Stated problem
Restate the data below word for word. Skip any images it contains.

──────── The records ────────

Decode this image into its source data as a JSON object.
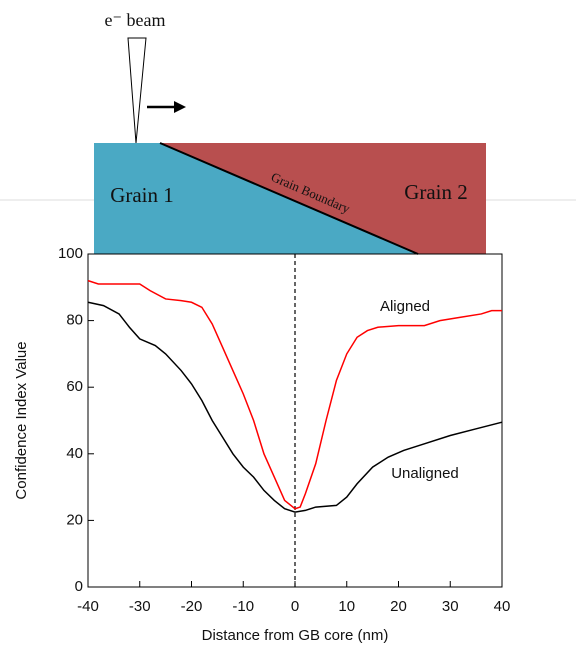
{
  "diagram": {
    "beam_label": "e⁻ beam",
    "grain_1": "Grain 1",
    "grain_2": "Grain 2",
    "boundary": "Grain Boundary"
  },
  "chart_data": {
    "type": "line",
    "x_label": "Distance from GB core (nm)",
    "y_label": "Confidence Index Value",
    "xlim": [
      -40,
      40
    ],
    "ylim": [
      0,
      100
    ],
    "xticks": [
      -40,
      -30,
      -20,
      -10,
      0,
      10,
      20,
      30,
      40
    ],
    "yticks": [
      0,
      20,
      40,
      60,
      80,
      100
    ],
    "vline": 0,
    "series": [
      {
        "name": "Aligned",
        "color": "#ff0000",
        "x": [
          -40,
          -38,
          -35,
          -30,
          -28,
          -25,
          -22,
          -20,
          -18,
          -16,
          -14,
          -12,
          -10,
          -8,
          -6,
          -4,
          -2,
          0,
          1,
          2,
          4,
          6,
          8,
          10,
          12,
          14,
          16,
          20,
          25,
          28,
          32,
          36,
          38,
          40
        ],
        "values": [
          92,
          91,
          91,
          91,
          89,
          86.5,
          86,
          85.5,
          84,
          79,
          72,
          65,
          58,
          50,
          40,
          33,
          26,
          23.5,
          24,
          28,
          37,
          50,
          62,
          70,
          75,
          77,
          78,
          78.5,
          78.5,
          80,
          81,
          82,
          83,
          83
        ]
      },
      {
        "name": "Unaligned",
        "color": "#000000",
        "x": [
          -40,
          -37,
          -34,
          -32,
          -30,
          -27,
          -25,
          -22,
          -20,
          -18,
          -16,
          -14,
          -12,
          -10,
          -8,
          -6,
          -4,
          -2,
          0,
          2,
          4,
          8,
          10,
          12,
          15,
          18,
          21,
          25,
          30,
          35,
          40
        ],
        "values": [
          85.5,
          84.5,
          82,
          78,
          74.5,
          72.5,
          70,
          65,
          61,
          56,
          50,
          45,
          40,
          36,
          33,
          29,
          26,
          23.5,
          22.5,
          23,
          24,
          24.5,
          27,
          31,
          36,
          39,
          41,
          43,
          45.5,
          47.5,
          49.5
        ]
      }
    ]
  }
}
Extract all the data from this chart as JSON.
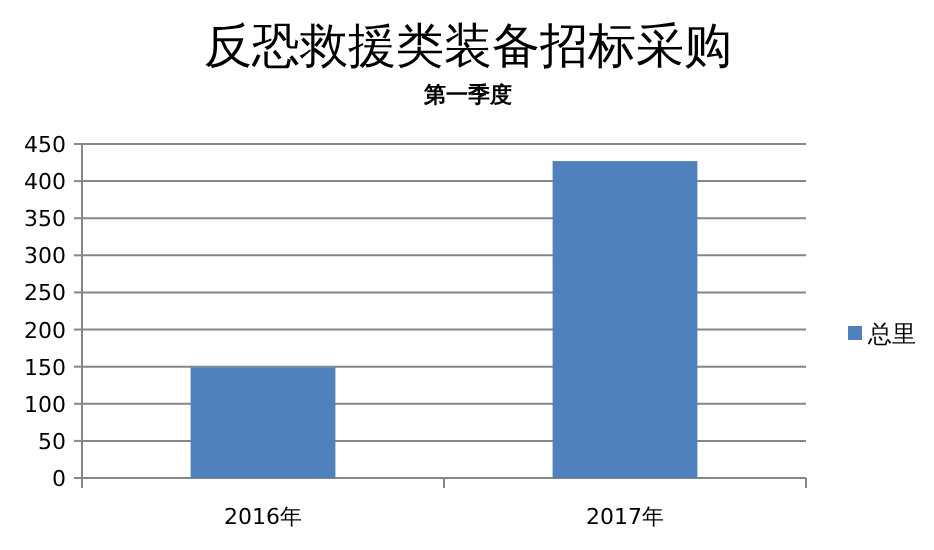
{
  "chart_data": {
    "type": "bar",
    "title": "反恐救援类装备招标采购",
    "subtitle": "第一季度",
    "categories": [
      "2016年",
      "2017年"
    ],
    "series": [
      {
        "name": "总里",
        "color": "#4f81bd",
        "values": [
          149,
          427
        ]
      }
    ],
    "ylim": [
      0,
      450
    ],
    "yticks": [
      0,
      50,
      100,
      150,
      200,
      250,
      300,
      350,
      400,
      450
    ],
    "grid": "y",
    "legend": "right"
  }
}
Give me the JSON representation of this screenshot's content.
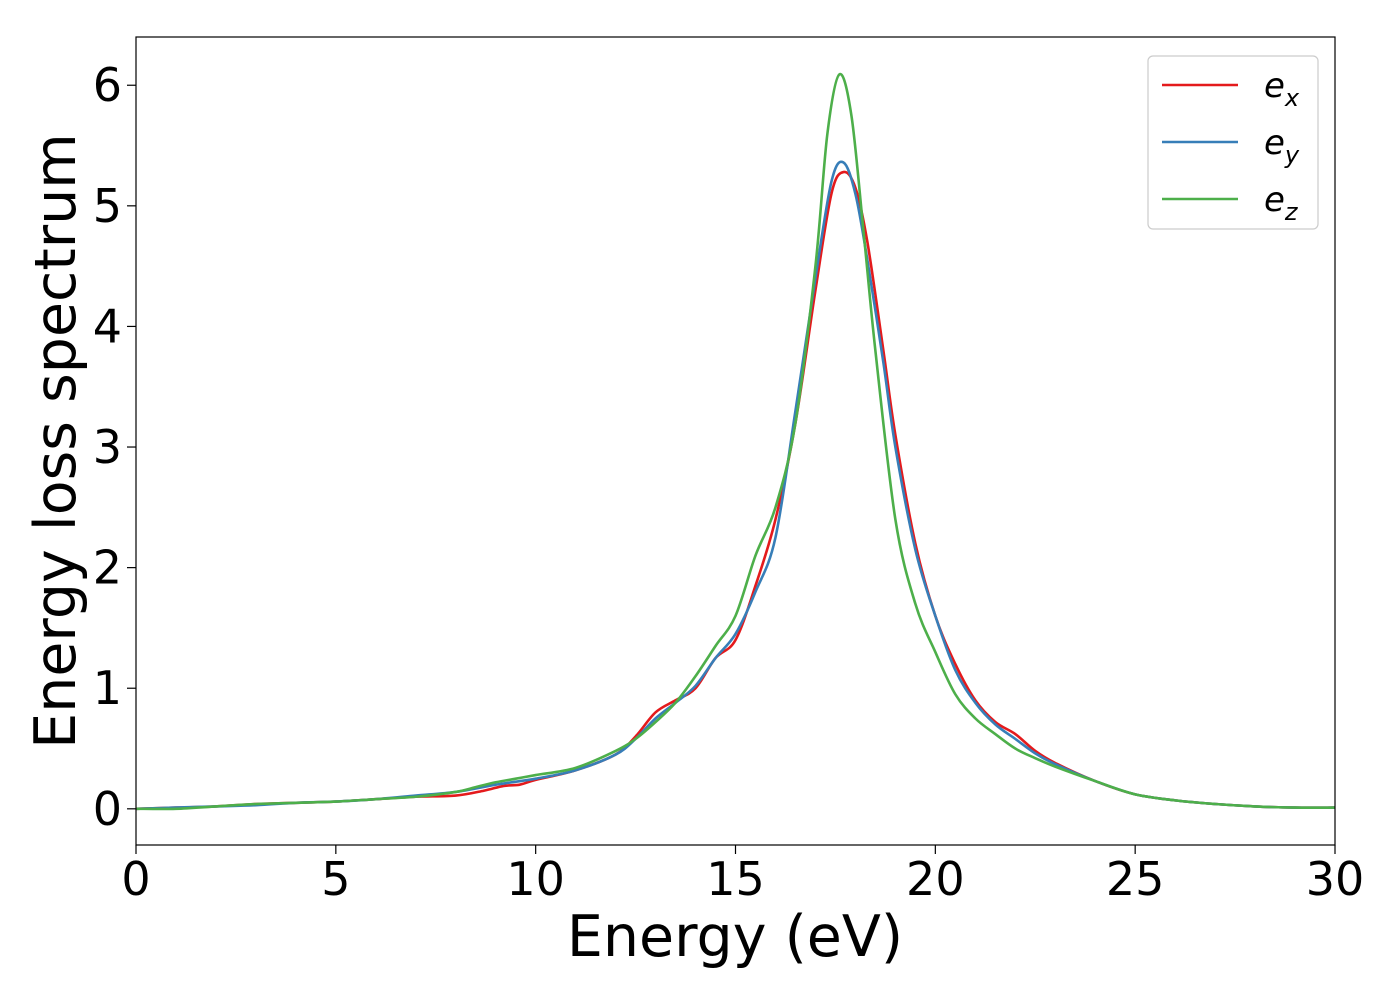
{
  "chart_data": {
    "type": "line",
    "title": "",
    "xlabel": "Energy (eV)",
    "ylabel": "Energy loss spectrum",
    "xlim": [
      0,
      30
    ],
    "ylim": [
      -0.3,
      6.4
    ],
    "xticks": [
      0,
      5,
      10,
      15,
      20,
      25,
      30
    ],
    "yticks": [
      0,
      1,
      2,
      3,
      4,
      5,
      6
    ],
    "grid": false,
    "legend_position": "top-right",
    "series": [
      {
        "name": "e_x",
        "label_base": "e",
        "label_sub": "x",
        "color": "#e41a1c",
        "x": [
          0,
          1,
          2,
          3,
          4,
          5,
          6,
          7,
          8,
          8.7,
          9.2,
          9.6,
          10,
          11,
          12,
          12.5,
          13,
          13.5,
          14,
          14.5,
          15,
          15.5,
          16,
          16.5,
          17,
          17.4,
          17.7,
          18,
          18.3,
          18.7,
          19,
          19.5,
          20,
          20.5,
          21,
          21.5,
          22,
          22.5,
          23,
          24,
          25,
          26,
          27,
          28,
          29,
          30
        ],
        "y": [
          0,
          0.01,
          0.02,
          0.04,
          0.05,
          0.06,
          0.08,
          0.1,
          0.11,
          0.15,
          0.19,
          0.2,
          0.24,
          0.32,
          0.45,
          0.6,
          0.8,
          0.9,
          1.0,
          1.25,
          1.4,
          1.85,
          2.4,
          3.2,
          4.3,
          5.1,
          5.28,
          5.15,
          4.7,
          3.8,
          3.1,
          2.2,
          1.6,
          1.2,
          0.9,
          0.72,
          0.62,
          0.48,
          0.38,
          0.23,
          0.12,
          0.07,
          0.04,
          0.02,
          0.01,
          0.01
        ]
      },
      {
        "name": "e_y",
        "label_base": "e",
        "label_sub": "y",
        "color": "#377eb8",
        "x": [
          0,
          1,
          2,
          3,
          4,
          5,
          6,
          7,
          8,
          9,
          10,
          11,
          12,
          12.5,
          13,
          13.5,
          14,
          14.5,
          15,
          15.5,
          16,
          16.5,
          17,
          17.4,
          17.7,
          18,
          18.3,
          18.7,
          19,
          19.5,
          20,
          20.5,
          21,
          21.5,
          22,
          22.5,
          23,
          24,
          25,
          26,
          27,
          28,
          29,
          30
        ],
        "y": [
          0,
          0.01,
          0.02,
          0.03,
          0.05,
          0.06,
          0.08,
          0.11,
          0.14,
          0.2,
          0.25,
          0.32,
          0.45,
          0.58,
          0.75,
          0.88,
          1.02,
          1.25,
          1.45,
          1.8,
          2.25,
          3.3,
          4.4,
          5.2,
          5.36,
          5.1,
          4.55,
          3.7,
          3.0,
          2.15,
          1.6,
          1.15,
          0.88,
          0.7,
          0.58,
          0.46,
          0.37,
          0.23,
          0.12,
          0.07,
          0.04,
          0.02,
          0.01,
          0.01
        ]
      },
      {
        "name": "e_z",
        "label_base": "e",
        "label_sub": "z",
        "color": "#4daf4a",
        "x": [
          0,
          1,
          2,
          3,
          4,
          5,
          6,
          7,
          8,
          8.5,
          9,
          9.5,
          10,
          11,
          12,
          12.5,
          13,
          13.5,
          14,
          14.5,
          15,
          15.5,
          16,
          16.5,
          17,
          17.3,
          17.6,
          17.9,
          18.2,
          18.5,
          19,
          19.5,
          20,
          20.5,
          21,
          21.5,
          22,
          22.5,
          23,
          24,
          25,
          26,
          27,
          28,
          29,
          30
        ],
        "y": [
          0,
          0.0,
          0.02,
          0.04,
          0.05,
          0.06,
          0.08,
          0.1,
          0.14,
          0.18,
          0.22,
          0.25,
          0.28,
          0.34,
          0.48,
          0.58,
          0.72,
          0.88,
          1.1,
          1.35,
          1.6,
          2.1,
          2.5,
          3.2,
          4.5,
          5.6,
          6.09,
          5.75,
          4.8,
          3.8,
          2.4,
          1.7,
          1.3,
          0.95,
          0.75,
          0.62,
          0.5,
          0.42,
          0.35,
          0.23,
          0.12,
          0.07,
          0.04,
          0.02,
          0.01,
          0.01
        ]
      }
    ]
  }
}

────────

Completed task
Decode this image into its source data as a JSON object.
{
  "diagram": {
    "beam_label": "e⁻ beam",
    "grain_1": "Grain 1",
    "grain_2": "Grain 2",
    "boundary": "Grain Boundary"
  },
  "chart_data": {
    "type": "line",
    "x_label": "Distance from GB core (nm)",
    "y_label": "Confidence Index Value",
    "xlim": [
      -40,
      40
    ],
    "ylim": [
      0,
      100
    ],
    "xticks": [
      -40,
      -30,
      -20,
      -10,
      0,
      10,
      20,
      30,
      40
    ],
    "yticks": [
      0,
      20,
      40,
      60,
      80,
      100
    ],
    "vline": 0,
    "series": [
      {
        "name": "Aligned",
        "color": "#ff0000",
        "x": [
          -40,
          -38,
          -35,
          -30,
          -28,
          -25,
          -22,
          -20,
          -18,
          -16,
          -14,
          -12,
          -10,
          -8,
          -6,
          -4,
          -2,
          0,
          1,
          2,
          4,
          6,
          8,
          10,
          12,
          14,
          16,
          20,
          25,
          28,
          32,
          36,
          38,
          40
        ],
        "values": [
          92,
          91,
          91,
          91,
          89,
          86.5,
          86,
          85.5,
          84,
          79,
          72,
          65,
          58,
          50,
          40,
          33,
          26,
          23.5,
          24,
          28,
          37,
          50,
          62,
          70,
          75,
          77,
          78,
          78.5,
          78.5,
          80,
          81,
          82,
          83,
          83
        ]
      },
      {
        "name": "Unaligned",
        "color": "#000000",
        "x": [
          -40,
          -37,
          -34,
          -32,
          -30,
          -27,
          -25,
          -22,
          -20,
          -18,
          -16,
          -14,
          -12,
          -10,
          -8,
          -6,
          -4,
          -2,
          0,
          2,
          4,
          8,
          10,
          12,
          15,
          18,
          21,
          25,
          30,
          35,
          40
        ],
        "values": [
          85.5,
          84.5,
          82,
          78,
          74.5,
          72.5,
          70,
          65,
          61,
          56,
          50,
          45,
          40,
          36,
          33,
          29,
          26,
          23.5,
          22.5,
          23,
          24,
          24.5,
          27,
          31,
          36,
          39,
          41,
          43,
          45.5,
          47.5,
          49.5
        ]
      }
    ]
  }
}
Extract all the data from this chart as JSON.
{
  "chart_data": {
    "type": "bar",
    "title": "反恐救援类装备招标采购",
    "subtitle": "第一季度",
    "categories": [
      "2016年",
      "2017年"
    ],
    "series": [
      {
        "name": "总里",
        "color": "#4f81bd",
        "values": [
          149,
          427
        ]
      }
    ],
    "ylim": [
      0,
      450
    ],
    "yticks": [
      0,
      50,
      100,
      150,
      200,
      250,
      300,
      350,
      400,
      450
    ],
    "grid": "y",
    "legend": "right"
  }
}
Give me the JSON representation of this screenshot's content.
{
  "chart_data": {
    "type": "line",
    "title": "",
    "xlabel": "Energy (eV)",
    "ylabel": "Energy loss spectrum",
    "xlim": [
      0,
      30
    ],
    "ylim": [
      -0.3,
      6.4
    ],
    "xticks": [
      0,
      5,
      10,
      15,
      20,
      25,
      30
    ],
    "yticks": [
      0,
      1,
      2,
      3,
      4,
      5,
      6
    ],
    "grid": false,
    "legend_position": "top-right",
    "series": [
      {
        "name": "e_x",
        "label_base": "e",
        "label_sub": "x",
        "color": "#e41a1c",
        "x": [
          0,
          1,
          2,
          3,
          4,
          5,
          6,
          7,
          8,
          8.7,
          9.2,
          9.6,
          10,
          11,
          12,
          12.5,
          13,
          13.5,
          14,
          14.5,
          15,
          15.5,
          16,
          16.5,
          17,
          17.4,
          17.7,
          18,
          18.3,
          18.7,
          19,
          19.5,
          20,
          20.5,
          21,
          21.5,
          22,
          22.5,
          23,
          24,
          25,
          26,
          27,
          28,
          29,
          30
        ],
        "y": [
          0,
          0.01,
          0.02,
          0.04,
          0.05,
          0.06,
          0.08,
          0.1,
          0.11,
          0.15,
          0.19,
          0.2,
          0.24,
          0.32,
          0.45,
          0.6,
          0.8,
          0.9,
          1.0,
          1.25,
          1.4,
          1.85,
          2.4,
          3.2,
          4.3,
          5.1,
          5.28,
          5.15,
          4.7,
          3.8,
          3.1,
          2.2,
          1.6,
          1.2,
          0.9,
          0.72,
          0.62,
          0.48,
          0.38,
          0.23,
          0.12,
          0.07,
          0.04,
          0.02,
          0.01,
          0.01
        ]
      },
      {
        "name": "e_y",
        "label_base": "e",
        "label_sub": "y",
        "color": "#377eb8",
        "x": [
          0,
          1,
          2,
          3,
          4,
          5,
          6,
          7,
          8,
          9,
          10,
          11,
          12,
          12.5,
          13,
          13.5,
          14,
          14.5,
          15,
          15.5,
          16,
          16.5,
          17,
          17.4,
          17.7,
          18,
          18.3,
          18.7,
          19,
          19.5,
          20,
          20.5,
          21,
          21.5,
          22,
          22.5,
          23,
          24,
          25,
          26,
          27,
          28,
          29,
          30
        ],
        "y": [
          0,
          0.01,
          0.02,
          0.03,
          0.05,
          0.06,
          0.08,
          0.11,
          0.14,
          0.2,
          0.25,
          0.32,
          0.45,
          0.58,
          0.75,
          0.88,
          1.02,
          1.25,
          1.45,
          1.8,
          2.25,
          3.3,
          4.4,
          5.2,
          5.36,
          5.1,
          4.55,
          3.7,
          3.0,
          2.15,
          1.6,
          1.15,
          0.88,
          0.7,
          0.58,
          0.46,
          0.37,
          0.23,
          0.12,
          0.07,
          0.04,
          0.02,
          0.01,
          0.01
        ]
      },
      {
        "name": "e_z",
        "label_base": "e",
        "label_sub": "z",
        "color": "#4daf4a",
        "x": [
          0,
          1,
          2,
          3,
          4,
          5,
          6,
          7,
          8,
          8.5,
          9,
          9.5,
          10,
          11,
          12,
          12.5,
          13,
          13.5,
          14,
          14.5,
          15,
          15.5,
          16,
          16.5,
          17,
          17.3,
          17.6,
          17.9,
          18.2,
          18.5,
          19,
          19.5,
          20,
          20.5,
          21,
          21.5,
          22,
          22.5,
          23,
          24,
          25,
          26,
          27,
          28,
          29,
          30
        ],
        "y": [
          0,
          0.0,
          0.02,
          0.04,
          0.05,
          0.06,
          0.08,
          0.1,
          0.14,
          0.18,
          0.22,
          0.25,
          0.28,
          0.34,
          0.48,
          0.58,
          0.72,
          0.88,
          1.1,
          1.35,
          1.6,
          2.1,
          2.5,
          3.2,
          4.5,
          5.6,
          6.09,
          5.75,
          4.8,
          3.8,
          2.4,
          1.7,
          1.3,
          0.95,
          0.75,
          0.62,
          0.5,
          0.42,
          0.35,
          0.23,
          0.12,
          0.07,
          0.04,
          0.02,
          0.01,
          0.01
        ]
      }
    ]
  }
}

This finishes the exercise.